Write every record out again exactly, and keep images out of it.

———

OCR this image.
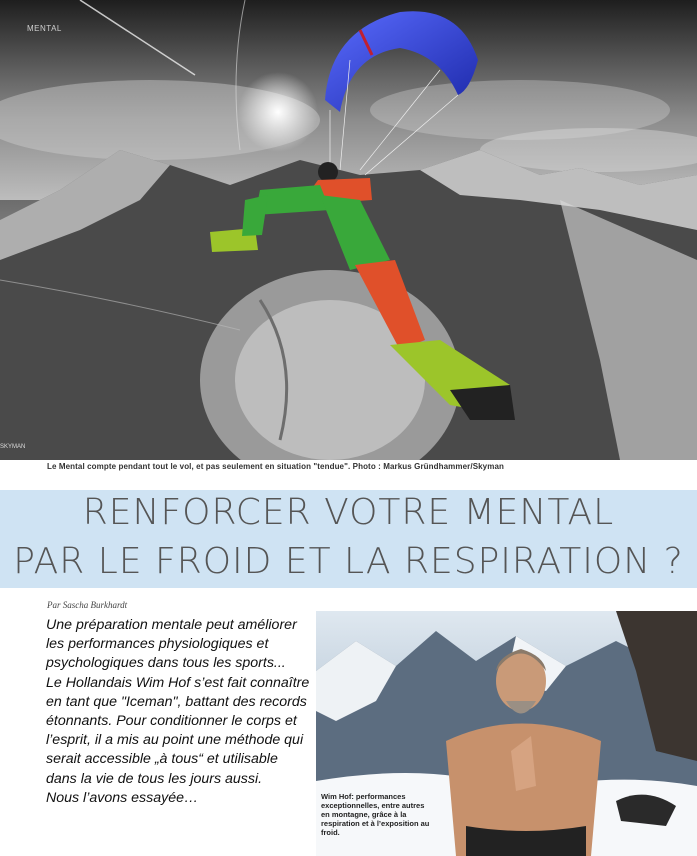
MENTAL
SKYMAN
Le Mental compte pendant tout le vol, et pas seulement en situation "tendue". Photo : Markus Gründhammer/Skyman
RENFORCER VOTRE MENTAL
PAR LE FROID ET LA RESPIRATION ?
Par Sascha Burkhardt

Une préparation mentale peut améliorer les performances physiologiques et psychologiques dans tous les sports...

Le Hollandais Wim Hof s’est fait connaître en tant que "Iceman", battant des records étonnants. Pour conditionner le corps et l’esprit, il a mis au point une méthode qui serait accessible „à tous“ et utilisable dans la vie de tous les jours aussi.

Nous l’avons essayée…	Wim Hof: performances exceptionnelles, entre autres en montagne, grâce à la respiration et à l’exposition au froid.
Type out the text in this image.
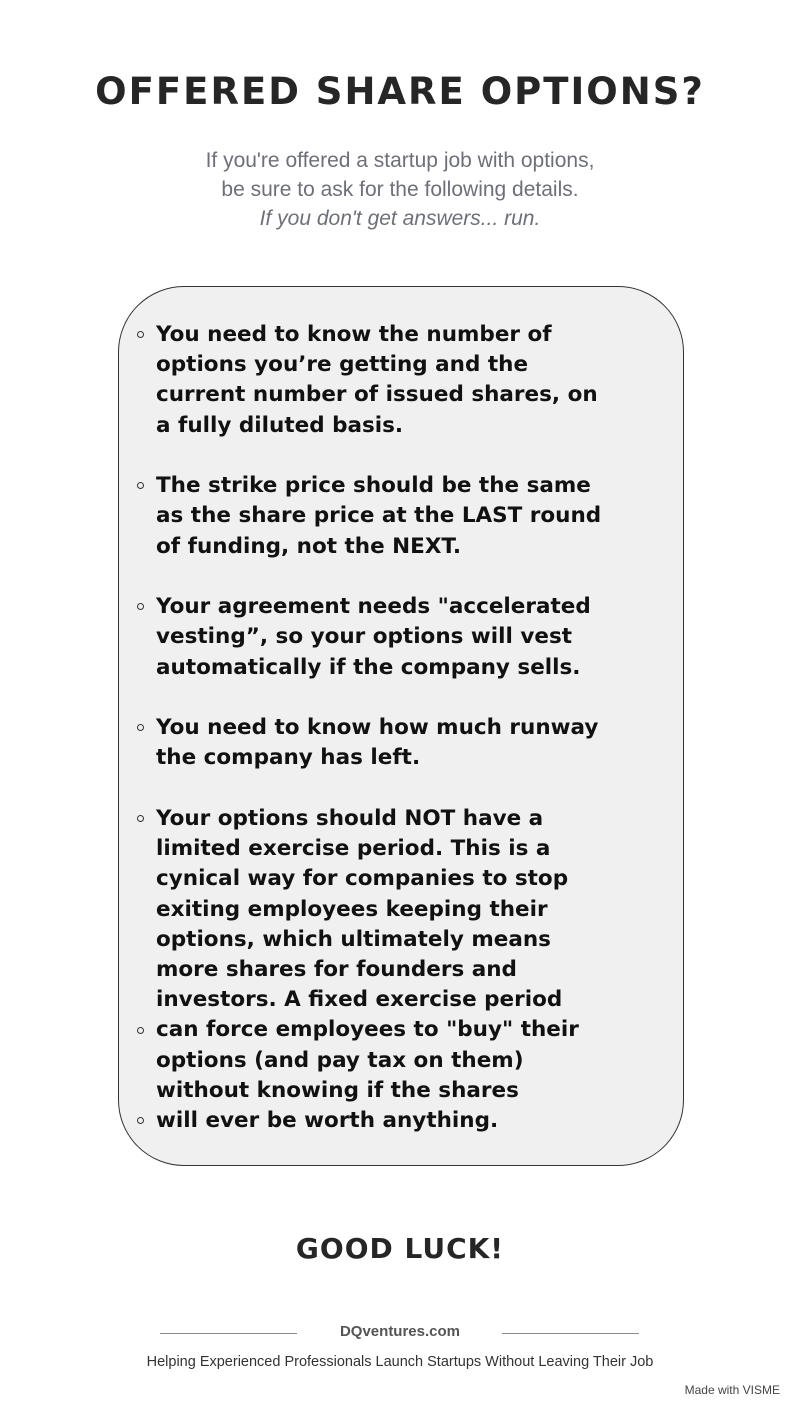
OFFERED SHARE OPTIONS?
If you're offered a startup job with options,
be sure to ask for the following details.
If you don't get answers... run.
You need to know the number of
options you’re getting and the
current number of issued shares, on
a fully diluted basis.
The strike price should be the same
as the share price at the LAST round
of funding, not the NEXT.
Your agreement needs "accelerated
vesting”, so your options will vest
automatically if the company sells.
You need to know how much runway
the company has left.
Your options should NOT have a
limited exercise period. This is a
cynical way for companies to stop
exiting employees keeping their
options, which ultimately means
more shares for founders and
investors. A fixed exercise period
can force employees to "buy" their
options (and pay tax on them)
without knowing if the shares
will ever be worth anything.
GOOD LUCK!
DQventures.com
Helping Experienced Professionals Launch Startups Without Leaving Their Job
Made with VISME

———

**Response:**
OCR this image.
MENTAL
SKYMAN
Le Mental compte pendant tout le vol, et pas seulement en situation "tendue". Photo : Markus Gründhammer/Skyman
RENFORCER VOTRE MENTAL
PAR LE FROID ET LA RESPIRATION ?
Par Sascha Burkhardt

Une préparation mentale peut améliorer les performances physiologiques et psychologiques dans tous les sports...

Le Hollandais Wim Hof s’est fait connaître en tant que "Iceman", battant des records étonnants. Pour conditionner le corps et l’esprit, il a mis au point une méthode qui serait accessible „à tous“ et utilisable dans la vie de tous les jours aussi.

Nous l’avons essayée…	Wim Hof: performances exceptionnelles, entre autres en montagne, grâce à la respiration et à l’exposition au froid.
Type out the text in this image.
OFFERED SHARE OPTIONS?
If you're offered a startup job with options,
be sure to ask for the following details.
If you don't get answers... run.
You need to know the number of
options you’re getting and the
current number of issued shares, on
a fully diluted basis.
The strike price should be the same
as the share price at the LAST round
of funding, not the NEXT.
Your agreement needs "accelerated
vesting”, so your options will vest
automatically if the company sells.
You need to know how much runway
the company has left.
Your options should NOT have a
limited exercise period. This is a
cynical way for companies to stop
exiting employees keeping their
options, which ultimately means
more shares for founders and
investors. A fixed exercise period
can force employees to "buy" their
options (and pay tax on them)
without knowing if the shares
will ever be worth anything.
GOOD LUCK!
DQventures.com
Helping Experienced Professionals Launch Startups Without Leaving Their Job
Made with VISME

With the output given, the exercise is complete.